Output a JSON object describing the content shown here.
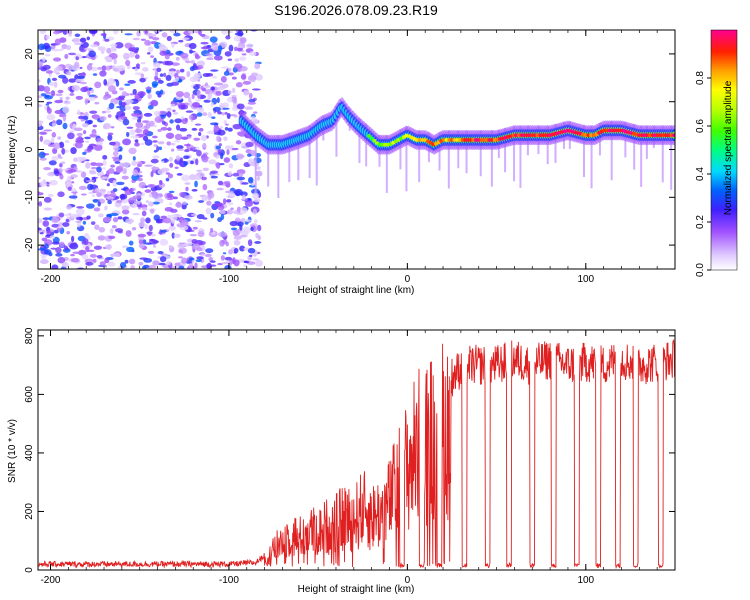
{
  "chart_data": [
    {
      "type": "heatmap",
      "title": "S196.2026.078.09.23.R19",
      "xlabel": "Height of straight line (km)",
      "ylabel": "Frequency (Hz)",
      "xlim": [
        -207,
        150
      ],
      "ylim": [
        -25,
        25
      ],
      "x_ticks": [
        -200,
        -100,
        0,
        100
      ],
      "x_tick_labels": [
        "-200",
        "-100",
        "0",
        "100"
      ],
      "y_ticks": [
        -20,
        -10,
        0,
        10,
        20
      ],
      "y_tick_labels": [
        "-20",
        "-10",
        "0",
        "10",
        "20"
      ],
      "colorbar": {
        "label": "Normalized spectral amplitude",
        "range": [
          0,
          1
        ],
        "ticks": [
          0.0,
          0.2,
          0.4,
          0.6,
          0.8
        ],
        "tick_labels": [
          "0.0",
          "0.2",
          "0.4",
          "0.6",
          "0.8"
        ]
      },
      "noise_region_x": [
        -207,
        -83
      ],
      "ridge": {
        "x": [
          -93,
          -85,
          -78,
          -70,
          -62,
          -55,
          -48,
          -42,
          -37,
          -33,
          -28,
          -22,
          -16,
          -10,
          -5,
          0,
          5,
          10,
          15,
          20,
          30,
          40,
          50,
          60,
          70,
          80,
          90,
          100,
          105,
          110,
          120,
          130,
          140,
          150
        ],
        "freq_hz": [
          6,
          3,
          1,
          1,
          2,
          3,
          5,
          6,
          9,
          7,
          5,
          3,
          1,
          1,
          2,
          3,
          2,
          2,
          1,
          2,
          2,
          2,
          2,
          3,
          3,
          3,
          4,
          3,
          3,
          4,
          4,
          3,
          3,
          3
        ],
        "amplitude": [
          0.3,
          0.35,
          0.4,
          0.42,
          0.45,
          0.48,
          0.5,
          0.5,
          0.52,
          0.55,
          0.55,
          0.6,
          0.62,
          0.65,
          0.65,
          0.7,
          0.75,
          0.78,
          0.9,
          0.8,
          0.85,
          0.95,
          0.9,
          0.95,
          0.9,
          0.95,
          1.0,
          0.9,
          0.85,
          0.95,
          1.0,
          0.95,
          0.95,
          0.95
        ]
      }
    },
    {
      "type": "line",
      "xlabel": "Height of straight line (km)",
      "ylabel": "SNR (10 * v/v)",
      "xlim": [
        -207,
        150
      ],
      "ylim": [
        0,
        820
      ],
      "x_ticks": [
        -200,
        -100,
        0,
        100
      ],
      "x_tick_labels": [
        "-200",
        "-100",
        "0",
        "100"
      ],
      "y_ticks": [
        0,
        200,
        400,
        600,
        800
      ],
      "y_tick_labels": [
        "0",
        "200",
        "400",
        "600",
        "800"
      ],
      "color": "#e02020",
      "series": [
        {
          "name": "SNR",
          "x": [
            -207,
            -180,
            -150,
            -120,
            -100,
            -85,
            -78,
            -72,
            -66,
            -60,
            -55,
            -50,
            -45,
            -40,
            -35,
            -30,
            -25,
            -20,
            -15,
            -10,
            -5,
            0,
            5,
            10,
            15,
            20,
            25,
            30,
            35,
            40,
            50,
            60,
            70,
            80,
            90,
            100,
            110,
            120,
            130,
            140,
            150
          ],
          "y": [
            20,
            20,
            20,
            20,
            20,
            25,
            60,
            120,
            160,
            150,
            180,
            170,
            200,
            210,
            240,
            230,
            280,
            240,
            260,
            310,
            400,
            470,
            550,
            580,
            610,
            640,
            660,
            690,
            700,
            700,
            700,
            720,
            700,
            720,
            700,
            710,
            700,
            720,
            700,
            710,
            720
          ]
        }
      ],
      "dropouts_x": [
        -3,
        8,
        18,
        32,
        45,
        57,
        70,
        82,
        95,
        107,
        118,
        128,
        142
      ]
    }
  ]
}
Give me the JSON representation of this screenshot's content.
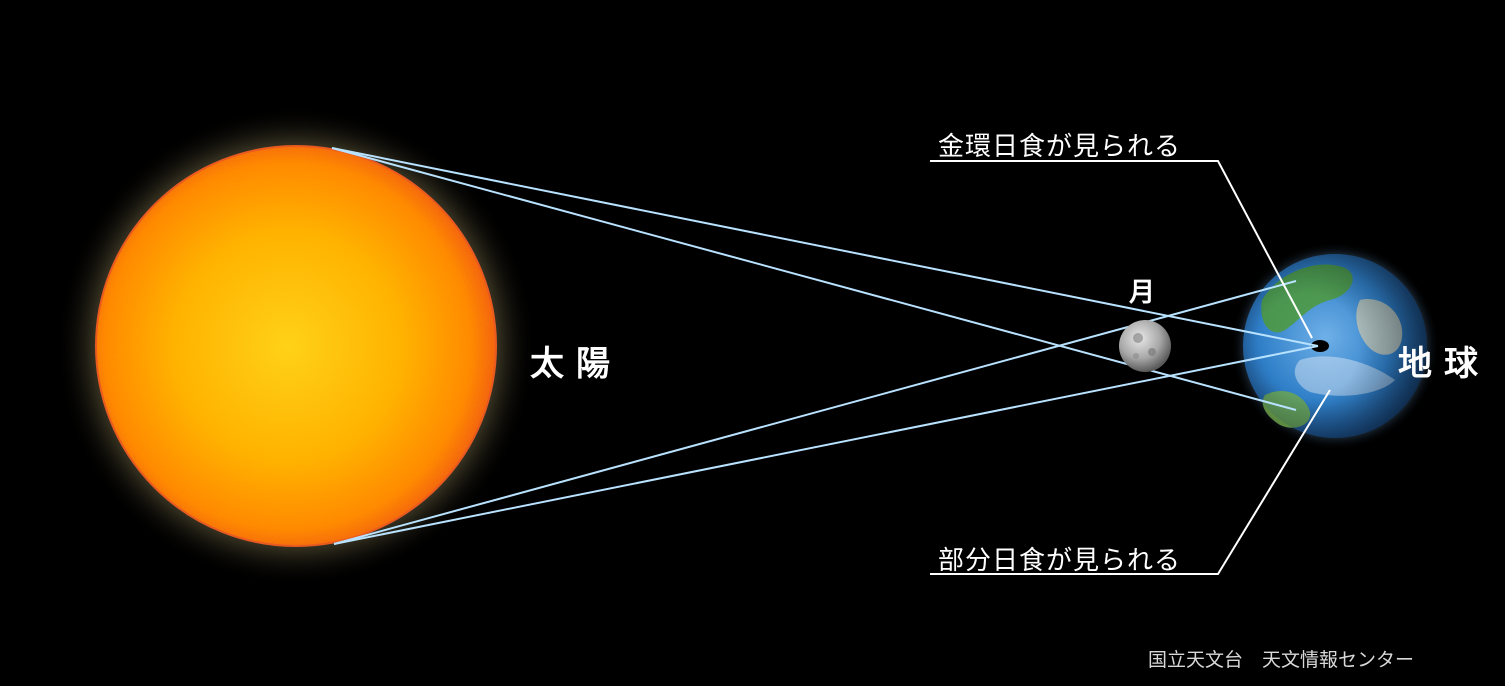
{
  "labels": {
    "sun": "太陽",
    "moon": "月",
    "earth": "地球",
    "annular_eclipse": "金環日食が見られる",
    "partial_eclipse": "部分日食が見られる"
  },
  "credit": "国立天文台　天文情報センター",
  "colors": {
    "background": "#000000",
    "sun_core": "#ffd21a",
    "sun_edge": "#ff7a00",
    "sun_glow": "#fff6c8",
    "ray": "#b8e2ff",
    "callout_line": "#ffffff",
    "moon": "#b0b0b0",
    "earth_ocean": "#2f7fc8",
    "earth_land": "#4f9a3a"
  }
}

------------------------------------------------------------------------

# Exercise prompt:
Every record above must be given again exactly; drop the pictures.

# Task output:
Output a JSON object describing the content shown here.
{
  "chart_data": [
    {
      "type": "heatmap",
      "title": "S196.2026.078.09.23.R19",
      "xlabel": "Height of straight line (km)",
      "ylabel": "Frequency (Hz)",
      "xlim": [
        -207,
        150
      ],
      "ylim": [
        -25,
        25
      ],
      "x_ticks": [
        -200,
        -100,
        0,
        100
      ],
      "x_tick_labels": [
        "-200",
        "-100",
        "0",
        "100"
      ],
      "y_ticks": [
        -20,
        -10,
        0,
        10,
        20
      ],
      "y_tick_labels": [
        "-20",
        "-10",
        "0",
        "10",
        "20"
      ],
      "colorbar": {
        "label": "Normalized spectral amplitude",
        "range": [
          0,
          1
        ],
        "ticks": [
          0.0,
          0.2,
          0.4,
          0.6,
          0.8
        ],
        "tick_labels": [
          "0.0",
          "0.2",
          "0.4",
          "0.6",
          "0.8"
        ]
      },
      "noise_region_x": [
        -207,
        -83
      ],
      "ridge": {
        "x": [
          -93,
          -85,
          -78,
          -70,
          -62,
          -55,
          -48,
          -42,
          -37,
          -33,
          -28,
          -22,
          -16,
          -10,
          -5,
          0,
          5,
          10,
          15,
          20,
          30,
          40,
          50,
          60,
          70,
          80,
          90,
          100,
          105,
          110,
          120,
          130,
          140,
          150
        ],
        "freq_hz": [
          6,
          3,
          1,
          1,
          2,
          3,
          5,
          6,
          9,
          7,
          5,
          3,
          1,
          1,
          2,
          3,
          2,
          2,
          1,
          2,
          2,
          2,
          2,
          3,
          3,
          3,
          4,
          3,
          3,
          4,
          4,
          3,
          3,
          3
        ],
        "amplitude": [
          0.3,
          0.35,
          0.4,
          0.42,
          0.45,
          0.48,
          0.5,
          0.5,
          0.52,
          0.55,
          0.55,
          0.6,
          0.62,
          0.65,
          0.65,
          0.7,
          0.75,
          0.78,
          0.9,
          0.8,
          0.85,
          0.95,
          0.9,
          0.95,
          0.9,
          0.95,
          1.0,
          0.9,
          0.85,
          0.95,
          1.0,
          0.95,
          0.95,
          0.95
        ]
      }
    },
    {
      "type": "line",
      "xlabel": "Height of straight line (km)",
      "ylabel": "SNR (10 * v/v)",
      "xlim": [
        -207,
        150
      ],
      "ylim": [
        0,
        820
      ],
      "x_ticks": [
        -200,
        -100,
        0,
        100
      ],
      "x_tick_labels": [
        "-200",
        "-100",
        "0",
        "100"
      ],
      "y_ticks": [
        0,
        200,
        400,
        600,
        800
      ],
      "y_tick_labels": [
        "0",
        "200",
        "400",
        "600",
        "800"
      ],
      "color": "#e02020",
      "series": [
        {
          "name": "SNR",
          "x": [
            -207,
            -180,
            -150,
            -120,
            -100,
            -85,
            -78,
            -72,
            -66,
            -60,
            -55,
            -50,
            -45,
            -40,
            -35,
            -30,
            -25,
            -20,
            -15,
            -10,
            -5,
            0,
            5,
            10,
            15,
            20,
            25,
            30,
            35,
            40,
            50,
            60,
            70,
            80,
            90,
            100,
            110,
            120,
            130,
            140,
            150
          ],
          "y": [
            20,
            20,
            20,
            20,
            20,
            25,
            60,
            120,
            160,
            150,
            180,
            170,
            200,
            210,
            240,
            230,
            280,
            240,
            260,
            310,
            400,
            470,
            550,
            580,
            610,
            640,
            660,
            690,
            700,
            700,
            700,
            720,
            700,
            720,
            700,
            710,
            700,
            720,
            700,
            710,
            720
          ]
        }
      ],
      "dropouts_x": [
        -3,
        8,
        18,
        32,
        45,
        57,
        70,
        82,
        95,
        107,
        118,
        128,
        142
      ]
    }
  ]
}
Give me the JSON representation of this screenshot's content.
{
  "labels": {
    "sun": "太陽",
    "moon": "月",
    "earth": "地球",
    "annular_eclipse": "金環日食が見られる",
    "partial_eclipse": "部分日食が見られる"
  },
  "credit": "国立天文台　天文情報センター",
  "colors": {
    "background": "#000000",
    "sun_core": "#ffd21a",
    "sun_edge": "#ff7a00",
    "sun_glow": "#fff6c8",
    "ray": "#b8e2ff",
    "callout_line": "#ffffff",
    "moon": "#b0b0b0",
    "earth_ocean": "#2f7fc8",
    "earth_land": "#4f9a3a"
  }
}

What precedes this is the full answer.